═════ Data lines

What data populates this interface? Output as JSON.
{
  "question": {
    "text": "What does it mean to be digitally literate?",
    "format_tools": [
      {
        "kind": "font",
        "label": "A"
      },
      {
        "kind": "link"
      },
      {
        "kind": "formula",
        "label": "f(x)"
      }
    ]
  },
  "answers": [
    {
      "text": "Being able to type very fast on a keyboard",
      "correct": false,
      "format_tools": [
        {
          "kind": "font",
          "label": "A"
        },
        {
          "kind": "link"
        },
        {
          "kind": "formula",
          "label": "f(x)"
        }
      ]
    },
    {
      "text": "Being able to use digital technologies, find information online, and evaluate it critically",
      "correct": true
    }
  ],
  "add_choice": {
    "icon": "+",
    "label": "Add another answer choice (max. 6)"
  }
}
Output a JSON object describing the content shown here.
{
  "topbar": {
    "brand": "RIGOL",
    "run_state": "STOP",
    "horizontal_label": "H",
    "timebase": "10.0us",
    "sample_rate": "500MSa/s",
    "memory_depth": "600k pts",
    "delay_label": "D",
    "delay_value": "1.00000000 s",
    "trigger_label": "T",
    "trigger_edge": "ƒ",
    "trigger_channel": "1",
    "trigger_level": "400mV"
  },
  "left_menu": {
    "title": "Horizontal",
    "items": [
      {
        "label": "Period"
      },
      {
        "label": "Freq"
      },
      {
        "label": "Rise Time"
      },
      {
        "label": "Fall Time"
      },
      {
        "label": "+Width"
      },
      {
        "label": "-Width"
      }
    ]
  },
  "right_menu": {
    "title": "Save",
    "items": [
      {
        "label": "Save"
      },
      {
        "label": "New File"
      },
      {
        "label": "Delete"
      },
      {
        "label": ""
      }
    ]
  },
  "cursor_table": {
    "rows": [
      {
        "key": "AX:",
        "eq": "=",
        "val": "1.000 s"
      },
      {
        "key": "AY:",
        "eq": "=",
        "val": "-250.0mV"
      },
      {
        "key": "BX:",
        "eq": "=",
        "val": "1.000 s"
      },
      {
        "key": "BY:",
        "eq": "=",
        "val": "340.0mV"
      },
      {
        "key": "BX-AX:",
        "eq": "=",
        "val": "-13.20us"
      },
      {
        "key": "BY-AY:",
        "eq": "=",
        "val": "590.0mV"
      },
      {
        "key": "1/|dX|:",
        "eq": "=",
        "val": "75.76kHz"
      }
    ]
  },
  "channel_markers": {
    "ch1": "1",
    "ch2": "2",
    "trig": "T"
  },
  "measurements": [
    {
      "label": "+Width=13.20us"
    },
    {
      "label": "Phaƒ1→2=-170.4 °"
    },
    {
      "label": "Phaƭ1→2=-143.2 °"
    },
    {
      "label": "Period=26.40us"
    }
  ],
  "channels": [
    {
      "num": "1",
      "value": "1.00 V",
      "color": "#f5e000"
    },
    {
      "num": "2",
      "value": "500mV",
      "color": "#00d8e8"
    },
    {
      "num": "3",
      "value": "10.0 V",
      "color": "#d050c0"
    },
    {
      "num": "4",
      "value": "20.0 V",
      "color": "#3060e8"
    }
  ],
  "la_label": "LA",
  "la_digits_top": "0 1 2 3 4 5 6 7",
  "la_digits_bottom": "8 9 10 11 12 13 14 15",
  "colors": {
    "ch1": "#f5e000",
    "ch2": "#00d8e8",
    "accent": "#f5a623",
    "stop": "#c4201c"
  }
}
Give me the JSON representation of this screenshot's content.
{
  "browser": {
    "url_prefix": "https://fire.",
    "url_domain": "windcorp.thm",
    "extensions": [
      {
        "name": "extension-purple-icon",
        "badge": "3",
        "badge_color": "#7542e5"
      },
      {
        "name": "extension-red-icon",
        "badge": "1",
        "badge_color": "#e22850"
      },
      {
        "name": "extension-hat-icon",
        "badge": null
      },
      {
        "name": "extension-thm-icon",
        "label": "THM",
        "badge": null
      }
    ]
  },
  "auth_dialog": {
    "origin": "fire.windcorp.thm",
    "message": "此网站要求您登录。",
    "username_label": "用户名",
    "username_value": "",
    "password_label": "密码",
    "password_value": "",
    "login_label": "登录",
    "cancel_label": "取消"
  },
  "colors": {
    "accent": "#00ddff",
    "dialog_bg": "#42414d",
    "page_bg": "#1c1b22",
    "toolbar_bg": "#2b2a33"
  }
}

══════════

→ **Task statement**:
Retype the material above, line by line, exactly.

→ **Problem solution**:
What data populates this interface? Output as JSON.
{
  "question": {
    "text": "What does it mean to be digitally literate?",
    "format_tools": [
      {
        "kind": "font",
        "label": "A"
      },
      {
        "kind": "link"
      },
      {
        "kind": "formula",
        "label": "f(x)"
      }
    ]
  },
  "answers": [
    {
      "text": "Being able to type very fast on a keyboard",
      "correct": false,
      "format_tools": [
        {
          "kind": "font",
          "label": "A"
        },
        {
          "kind": "link"
        },
        {
          "kind": "formula",
          "label": "f(x)"
        }
      ]
    },
    {
      "text": "Being able to use digital technologies, find information online, and evaluate it critically",
      "correct": true
    }
  ],
  "add_choice": {
    "icon": "+",
    "label": "Add another answer choice (max. 6)"
  }
}
Output a JSON object describing the content shown here.
{
  "topbar": {
    "brand": "RIGOL",
    "run_state": "STOP",
    "horizontal_label": "H",
    "timebase": "10.0us",
    "sample_rate": "500MSa/s",
    "memory_depth": "600k pts",
    "delay_label": "D",
    "delay_value": "1.00000000 s",
    "trigger_label": "T",
    "trigger_edge": "ƒ",
    "trigger_channel": "1",
    "trigger_level": "400mV"
  },
  "left_menu": {
    "title": "Horizontal",
    "items": [
      {
        "label": "Period"
      },
      {
        "label": "Freq"
      },
      {
        "label": "Rise Time"
      },
      {
        "label": "Fall Time"
      },
      {
        "label": "+Width"
      },
      {
        "label": "-Width"
      }
    ]
  },
  "right_menu": {
    "title": "Save",
    "items": [
      {
        "label": "Save"
      },
      {
        "label": "New File"
      },
      {
        "label": "Delete"
      },
      {
        "label": ""
      }
    ]
  },
  "cursor_table": {
    "rows": [
      {
        "key": "AX:",
        "eq": "=",
        "val": "1.000 s"
      },
      {
        "key": "AY:",
        "eq": "=",
        "val": "-250.0mV"
      },
      {
        "key": "BX:",
        "eq": "=",
        "val": "1.000 s"
      },
      {
        "key": "BY:",
        "eq": "=",
        "val": "340.0mV"
      },
      {
        "key": "BX-AX:",
        "eq": "=",
        "val": "-13.20us"
      },
      {
        "key": "BY-AY:",
        "eq": "=",
        "val": "590.0mV"
      },
      {
        "key": "1/|dX|:",
        "eq": "=",
        "val": "75.76kHz"
      }
    ]
  },
  "channel_markers": {
    "ch1": "1",
    "ch2": "2",
    "trig": "T"
  },
  "measurements": [
    {
      "label": "+Width=13.20us"
    },
    {
      "label": "Phaƒ1→2=-170.4 °"
    },
    {
      "label": "Phaƭ1→2=-143.2 °"
    },
    {
      "label": "Period=26.40us"
    }
  ],
  "channels": [
    {
      "num": "1",
      "value": "1.00 V",
      "color": "#f5e000"
    },
    {
      "num": "2",
      "value": "500mV",
      "color": "#00d8e8"
    },
    {
      "num": "3",
      "value": "10.0 V",
      "color": "#d050c0"
    },
    {
      "num": "4",
      "value": "20.0 V",
      "color": "#3060e8"
    }
  ],
  "la_label": "LA",
  "la_digits_top": "0 1 2 3 4 5 6 7",
  "la_digits_bottom": "8 9 10 11 12 13 14 15",
  "colors": {
    "ch1": "#f5e000",
    "ch2": "#00d8e8",
    "accent": "#f5a623",
    "stop": "#c4201c"
  }
}
Give me the JSON representation of this screenshot's content.
{
  "browser": {
    "url_prefix": "https://fire.",
    "url_domain": "windcorp.thm",
    "extensions": [
      {
        "name": "extension-purple-icon",
        "badge": "3",
        "badge_color": "#7542e5"
      },
      {
        "name": "extension-red-icon",
        "badge": "1",
        "badge_color": "#e22850"
      },
      {
        "name": "extension-hat-icon",
        "badge": null
      },
      {
        "name": "extension-thm-icon",
        "label": "THM",
        "badge": null
      }
    ]
  },
  "auth_dialog": {
    "origin": "fire.windcorp.thm",
    "message": "此网站要求您登录。",
    "username_label": "用户名",
    "username_value": "",
    "password_label": "密码",
    "password_value": "",
    "login_label": "登录",
    "cancel_label": "取消"
  },
  "colors": {
    "accent": "#00ddff",
    "dialog_bg": "#42414d",
    "page_bg": "#1c1b22",
    "toolbar_bg": "#2b2a33"
  }
}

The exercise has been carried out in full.